GIVEN EXERCISE
Would you retype all of these records exactly?

AVAILABLE RECORDS

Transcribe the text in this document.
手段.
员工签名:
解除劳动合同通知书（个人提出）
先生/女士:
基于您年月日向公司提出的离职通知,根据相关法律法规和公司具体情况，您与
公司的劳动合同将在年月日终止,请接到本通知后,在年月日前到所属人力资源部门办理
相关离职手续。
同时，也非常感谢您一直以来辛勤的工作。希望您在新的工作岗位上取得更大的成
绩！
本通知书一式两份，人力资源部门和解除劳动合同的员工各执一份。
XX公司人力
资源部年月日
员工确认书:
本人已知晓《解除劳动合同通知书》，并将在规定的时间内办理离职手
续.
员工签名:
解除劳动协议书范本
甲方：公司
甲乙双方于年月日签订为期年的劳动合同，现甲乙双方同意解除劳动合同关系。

FINAL ANSWER
Transcribe the text in this document.
手段.
员工签名:
解除劳动合同通知书（个人提出）
先生/女士:
基于您年月日向公司提出的离职通知,根据相关法律法规和公司具体情况，您与
公司的劳动合同将在年月日终止,请接到本通知后,在年月日前到所属人力资源部门办理
相关离职手续。
同时，也非常感谢您一直以来辛勤的工作。希望您在新的工作岗位上取得更大的成
绩！
本通知书一式两份，人力资源部门和解除劳动合同的员工各执一份。
XX公司人力
资源部年月日
员工确认书:
本人已知晓《解除劳动合同通知书》，并将在规定的时间内办理离职手
续.
员工签名:
解除劳动协议书范本
甲方：公司
甲乙双方于年月日签订为期年的劳动合同，现甲乙双方同意解除劳动合同关系。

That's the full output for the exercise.